** START OF RECORDS TO PROCESS **
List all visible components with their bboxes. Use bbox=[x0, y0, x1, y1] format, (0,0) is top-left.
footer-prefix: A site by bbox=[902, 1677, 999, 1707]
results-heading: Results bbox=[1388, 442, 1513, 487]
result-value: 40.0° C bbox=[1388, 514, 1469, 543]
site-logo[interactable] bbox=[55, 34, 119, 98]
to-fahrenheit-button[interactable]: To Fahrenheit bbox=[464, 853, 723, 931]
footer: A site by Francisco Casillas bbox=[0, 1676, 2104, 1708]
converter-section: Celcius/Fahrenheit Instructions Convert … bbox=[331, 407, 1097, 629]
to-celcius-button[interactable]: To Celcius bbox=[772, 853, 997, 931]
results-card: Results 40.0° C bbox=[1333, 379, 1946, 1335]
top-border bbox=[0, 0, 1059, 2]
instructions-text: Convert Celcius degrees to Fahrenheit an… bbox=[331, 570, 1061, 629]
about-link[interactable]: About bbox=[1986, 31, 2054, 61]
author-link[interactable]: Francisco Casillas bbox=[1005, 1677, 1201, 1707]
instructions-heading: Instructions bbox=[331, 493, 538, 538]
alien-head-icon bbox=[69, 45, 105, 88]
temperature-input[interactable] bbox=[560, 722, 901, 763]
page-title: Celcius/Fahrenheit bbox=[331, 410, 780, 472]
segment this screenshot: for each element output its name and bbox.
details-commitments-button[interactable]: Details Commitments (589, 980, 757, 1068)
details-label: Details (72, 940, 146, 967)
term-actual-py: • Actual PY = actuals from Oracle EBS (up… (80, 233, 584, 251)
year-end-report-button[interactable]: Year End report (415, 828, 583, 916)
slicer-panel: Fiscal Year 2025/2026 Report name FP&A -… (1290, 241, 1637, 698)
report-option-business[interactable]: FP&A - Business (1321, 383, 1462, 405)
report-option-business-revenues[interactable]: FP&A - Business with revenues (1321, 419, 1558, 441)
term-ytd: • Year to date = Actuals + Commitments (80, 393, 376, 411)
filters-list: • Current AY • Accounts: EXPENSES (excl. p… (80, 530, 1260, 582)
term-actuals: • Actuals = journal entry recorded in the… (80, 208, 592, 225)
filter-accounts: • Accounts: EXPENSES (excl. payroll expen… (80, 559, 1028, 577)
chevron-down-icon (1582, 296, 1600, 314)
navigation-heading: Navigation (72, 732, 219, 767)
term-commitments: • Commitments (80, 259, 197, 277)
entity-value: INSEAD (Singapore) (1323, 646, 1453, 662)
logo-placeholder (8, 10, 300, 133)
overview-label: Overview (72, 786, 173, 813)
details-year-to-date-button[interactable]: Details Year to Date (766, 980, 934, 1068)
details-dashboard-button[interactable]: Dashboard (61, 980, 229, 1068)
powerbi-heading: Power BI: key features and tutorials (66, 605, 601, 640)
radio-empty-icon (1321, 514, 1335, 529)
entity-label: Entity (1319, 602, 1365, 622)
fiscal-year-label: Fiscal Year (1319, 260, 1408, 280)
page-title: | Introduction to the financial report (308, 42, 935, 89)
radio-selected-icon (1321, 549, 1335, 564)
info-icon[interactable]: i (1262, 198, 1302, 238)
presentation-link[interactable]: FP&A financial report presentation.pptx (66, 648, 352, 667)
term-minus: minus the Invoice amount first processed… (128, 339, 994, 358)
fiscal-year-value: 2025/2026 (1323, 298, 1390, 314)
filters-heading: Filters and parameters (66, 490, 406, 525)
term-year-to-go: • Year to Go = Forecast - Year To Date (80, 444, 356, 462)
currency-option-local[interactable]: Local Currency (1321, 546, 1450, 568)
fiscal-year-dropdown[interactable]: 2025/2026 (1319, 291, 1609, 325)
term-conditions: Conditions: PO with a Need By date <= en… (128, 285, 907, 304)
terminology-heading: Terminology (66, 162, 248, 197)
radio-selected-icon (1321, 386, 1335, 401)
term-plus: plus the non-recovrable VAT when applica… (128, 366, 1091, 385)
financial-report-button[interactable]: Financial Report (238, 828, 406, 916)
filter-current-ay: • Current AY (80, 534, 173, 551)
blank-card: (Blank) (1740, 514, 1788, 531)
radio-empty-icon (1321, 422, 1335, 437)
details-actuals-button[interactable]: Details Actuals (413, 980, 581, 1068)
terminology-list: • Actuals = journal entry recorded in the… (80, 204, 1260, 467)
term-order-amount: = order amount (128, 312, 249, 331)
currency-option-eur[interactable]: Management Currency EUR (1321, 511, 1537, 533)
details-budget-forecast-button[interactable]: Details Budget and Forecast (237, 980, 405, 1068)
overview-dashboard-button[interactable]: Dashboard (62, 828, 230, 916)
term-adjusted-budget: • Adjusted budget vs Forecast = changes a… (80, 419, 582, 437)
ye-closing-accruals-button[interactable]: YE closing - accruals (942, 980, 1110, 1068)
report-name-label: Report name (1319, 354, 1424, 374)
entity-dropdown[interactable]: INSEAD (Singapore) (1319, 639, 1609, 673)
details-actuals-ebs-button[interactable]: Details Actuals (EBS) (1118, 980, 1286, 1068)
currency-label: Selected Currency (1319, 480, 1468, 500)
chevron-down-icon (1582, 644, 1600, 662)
** END OF RECORDS TO PROCESS **
# YOUR INSTRUCTIONS:
Copy out every line of the records above without changing a single character, keeping the lines in their original order.

# WORKED SOLUTION:
List all visible components with their bboxes. Use bbox=[x0, y0, x1, y1] format, (0,0) is top-left.
footer-prefix: A site by bbox=[902, 1677, 999, 1707]
results-heading: Results bbox=[1388, 442, 1513, 487]
result-value: 40.0° C bbox=[1388, 514, 1469, 543]
site-logo[interactable] bbox=[55, 34, 119, 98]
to-fahrenheit-button[interactable]: To Fahrenheit bbox=[464, 853, 723, 931]
footer: A site by Francisco Casillas bbox=[0, 1676, 2104, 1708]
converter-section: Celcius/Fahrenheit Instructions Convert … bbox=[331, 407, 1097, 629]
to-celcius-button[interactable]: To Celcius bbox=[772, 853, 997, 931]
results-card: Results 40.0° C bbox=[1333, 379, 1946, 1335]
top-border bbox=[0, 0, 1059, 2]
instructions-text: Convert Celcius degrees to Fahrenheit an… bbox=[331, 570, 1061, 629]
about-link[interactable]: About bbox=[1986, 31, 2054, 61]
author-link[interactable]: Francisco Casillas bbox=[1005, 1677, 1201, 1707]
instructions-heading: Instructions bbox=[331, 493, 538, 538]
alien-head-icon bbox=[69, 45, 105, 88]
temperature-input[interactable] bbox=[560, 722, 901, 763]
page-title: Celcius/Fahrenheit bbox=[331, 410, 780, 472]
segment this screenshot: for each element output its name and bbox.
details-commitments-button[interactable]: Details Commitments (589, 980, 757, 1068)
details-label: Details (72, 940, 146, 967)
term-actual-py: • Actual PY = actuals from Oracle EBS (up… (80, 233, 584, 251)
year-end-report-button[interactable]: Year End report (415, 828, 583, 916)
slicer-panel: Fiscal Year 2025/2026 Report name FP&A -… (1290, 241, 1637, 698)
report-option-business[interactable]: FP&A - Business (1321, 383, 1462, 405)
report-option-business-revenues[interactable]: FP&A - Business with revenues (1321, 419, 1558, 441)
term-ytd: • Year to date = Actuals + Commitments (80, 393, 376, 411)
filters-list: • Current AY • Accounts: EXPENSES (excl. p… (80, 530, 1260, 582)
term-actuals: • Actuals = journal entry recorded in the… (80, 208, 592, 225)
filter-accounts: • Accounts: EXPENSES (excl. payroll expen… (80, 559, 1028, 577)
chevron-down-icon (1582, 296, 1600, 314)
navigation-heading: Navigation (72, 732, 219, 767)
term-commitments: • Commitments (80, 259, 197, 277)
entity-value: INSEAD (Singapore) (1323, 646, 1453, 662)
logo-placeholder (8, 10, 300, 133)
overview-label: Overview (72, 786, 173, 813)
details-year-to-date-button[interactable]: Details Year to Date (766, 980, 934, 1068)
details-dashboard-button[interactable]: Dashboard (61, 980, 229, 1068)
powerbi-heading: Power BI: key features and tutorials (66, 605, 601, 640)
radio-empty-icon (1321, 514, 1335, 529)
entity-label: Entity (1319, 602, 1365, 622)
fiscal-year-label: Fiscal Year (1319, 260, 1408, 280)
page-title: | Introduction to the financial report (308, 42, 935, 89)
radio-selected-icon (1321, 549, 1335, 564)
info-icon[interactable]: i (1262, 198, 1302, 238)
presentation-link[interactable]: FP&A financial report presentation.pptx (66, 648, 352, 667)
term-minus: minus the Invoice amount first processed… (128, 339, 994, 358)
fiscal-year-value: 2025/2026 (1323, 298, 1390, 314)
filters-heading: Filters and parameters (66, 490, 406, 525)
term-year-to-go: • Year to Go = Forecast - Year To Date (80, 444, 356, 462)
currency-option-local[interactable]: Local Currency (1321, 546, 1450, 568)
fiscal-year-dropdown[interactable]: 2025/2026 (1319, 291, 1609, 325)
term-conditions: Conditions: PO with a Need By date <= en… (128, 285, 907, 304)
terminology-heading: Terminology (66, 162, 248, 197)
radio-selected-icon (1321, 386, 1335, 401)
term-plus: plus the non-recovrable VAT when applica… (128, 366, 1091, 385)
financial-report-button[interactable]: Financial Report (238, 828, 406, 916)
filter-current-ay: • Current AY (80, 534, 173, 551)
blank-card: (Blank) (1740, 514, 1788, 531)
radio-empty-icon (1321, 422, 1335, 437)
details-actuals-button[interactable]: Details Actuals (413, 980, 581, 1068)
terminology-list: • Actuals = journal entry recorded in the… (80, 204, 1260, 467)
term-order-amount: = order amount (128, 312, 249, 331)
currency-option-eur[interactable]: Management Currency EUR (1321, 511, 1537, 533)
details-budget-forecast-button[interactable]: Details Budget and Forecast (237, 980, 405, 1068)
overview-dashboard-button[interactable]: Dashboard (62, 828, 230, 916)
term-adjusted-budget: • Adjusted budget vs Forecast = changes a… (80, 419, 582, 437)
ye-closing-accruals-button[interactable]: YE closing - accruals (942, 980, 1110, 1068)
report-name-label: Report name (1319, 354, 1424, 374)
entity-dropdown[interactable]: INSEAD (Singapore) (1319, 639, 1609, 673)
details-actuals-ebs-button[interactable]: Details Actuals (EBS) (1118, 980, 1286, 1068)
currency-label: Selected Currency (1319, 480, 1468, 500)
chevron-down-icon (1582, 644, 1600, 662)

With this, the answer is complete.